Exercise objective: Number these lines as a list, omitting any blank lines and the pictures.

Records for this exercise:
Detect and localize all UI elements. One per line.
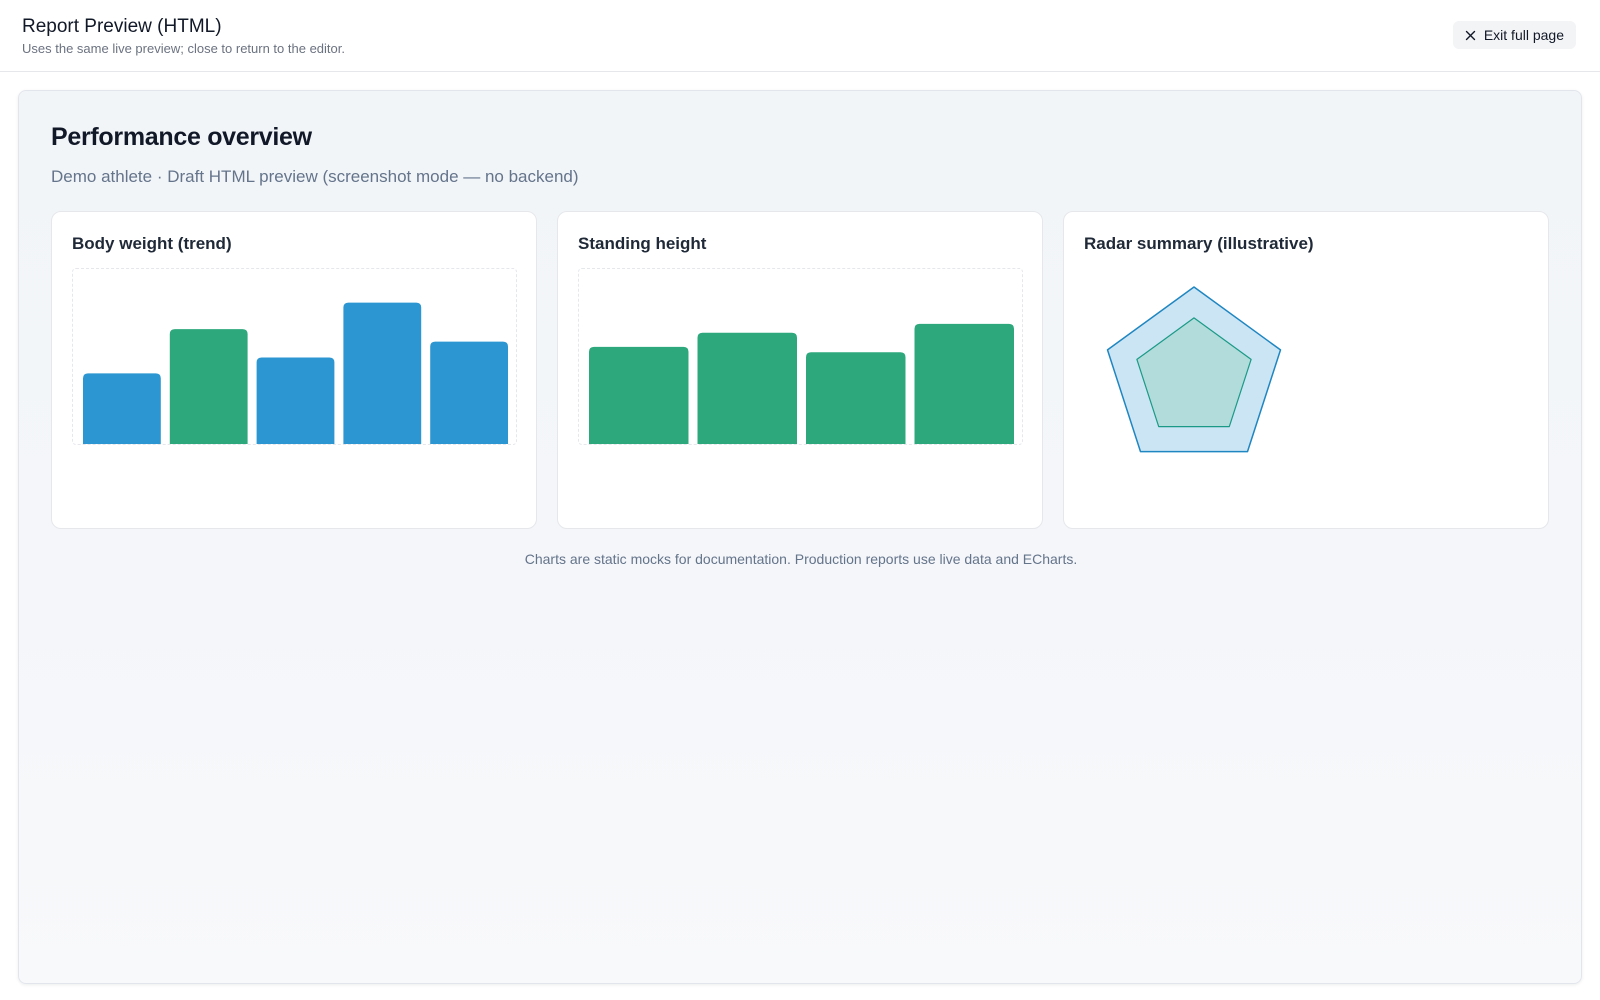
radar-summary-card: Radar summary (illustrative) <box>1063 211 1549 529</box>
standing-height-bar <box>806 352 906 444</box>
standing-height-bar <box>589 346 689 444</box>
radar-summary-chart <box>1084 268 1529 488</box>
chart-cards: Body weight (trend) Standing height Rada… <box>51 211 1549 529</box>
body-weight-chart <box>72 268 517 445</box>
body-weight-bar <box>169 329 248 444</box>
charts-footnote: Charts are static mocks for documentatio… <box>524 551 1078 567</box>
body-weight-card: Body weight (trend) <box>51 211 537 529</box>
exit-full-page-button[interactable]: Exit full page <box>1452 21 1576 49</box>
body-weight-title: Body weight (trend) <box>72 234 232 253</box>
standing-height-title: Standing height <box>578 234 707 253</box>
top-bar: Report Preview (HTML) Uses the same live… <box>0 0 1600 72</box>
standing-height-chart <box>578 268 1023 445</box>
report-preview-canvas[interactable]: Performance overview Demo athlete · Draf… <box>18 90 1582 984</box>
exit-full-page-label: Exit full page <box>1483 27 1564 43</box>
body-weight-chart-svg <box>83 302 508 444</box>
close-icon <box>1465 30 1476 41</box>
body-weight-bar <box>83 373 161 444</box>
radar-summary-chart-svg <box>1106 286 1282 453</box>
standing-height-chart-svg <box>589 323 1014 444</box>
body-weight-bar <box>343 302 422 444</box>
body-weight-bar <box>430 341 508 444</box>
page-subtitle: Uses the same live preview; close to ret… <box>22 41 345 56</box>
page-title: Report Preview (HTML) <box>22 16 222 37</box>
standing-height-bar <box>697 332 797 444</box>
radar-summary-title: Radar summary (illustrative) <box>1084 234 1314 253</box>
standing-height-card: Standing height <box>557 211 1043 529</box>
report-title: Performance overview <box>51 123 312 151</box>
report-lead: Demo athlete · Draft HTML preview (scree… <box>51 167 579 186</box>
standing-height-bar <box>914 323 1014 444</box>
body-weight-bar <box>256 357 335 444</box>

Answer to this task:
1. Detect and localize all UI elements. One per line.
2. radar-summary-card: Radar summary (illustrative) <box>1063 211 1549 529</box>
3. standing-height-bar <box>806 352 906 444</box>
4. standing-height-bar <box>589 346 689 444</box>
5. radar-summary-chart <box>1084 268 1529 488</box>
6. chart-cards: Body weight (trend) Standing height Rada… <box>51 211 1549 529</box>
7. body-weight-chart <box>72 268 517 445</box>
8. body-weight-bar <box>169 329 248 444</box>
9. charts-footnote: Charts are static mocks for documentatio… <box>524 551 1078 567</box>
10. body-weight-card: Body weight (trend) <box>51 211 537 529</box>
11. exit-full-page-button[interactable]: Exit full page <box>1452 21 1576 49</box>
12. body-weight-title: Body weight (trend) <box>72 234 232 253</box>
13. standing-height-title: Standing height <box>578 234 707 253</box>
14. top-bar: Report Preview (HTML) Uses the same live… <box>0 0 1600 72</box>
15. standing-height-chart <box>578 268 1023 445</box>
16. report-preview-canvas[interactable]: Performance overview Demo athlete · Draf… <box>18 90 1582 984</box>
17. exit-full-page-label: Exit full page <box>1483 27 1564 43</box>
18. body-weight-chart-svg <box>83 302 508 444</box>
19. close-icon <box>1465 30 1476 41</box>
20. body-weight-bar <box>83 373 161 444</box>
21. radar-summary-chart-svg <box>1106 286 1282 453</box>
22. standing-height-chart-svg <box>589 323 1014 444</box>
23. body-weight-bar <box>343 302 422 444</box>
24. body-weight-bar <box>430 341 508 444</box>
25. page-subtitle: Uses the same live preview; close to ret… <box>22 41 345 56</box>
26. page-title: Report Preview (HTML) <box>22 16 222 37</box>
27. standing-height-bar <box>697 332 797 444</box>
28. radar-summary-title: Radar summary (illustrative) <box>1084 234 1314 253</box>
29. standing-height-card: Standing height <box>557 211 1043 529</box>
30. report-title: Performance overview <box>51 123 312 151</box>
31. report-lead: Demo athlete · Draft HTML preview (scree… <box>51 167 579 186</box>
32. standing-height-bar <box>914 323 1014 444</box>
33. body-weight-bar <box>256 357 335 444</box>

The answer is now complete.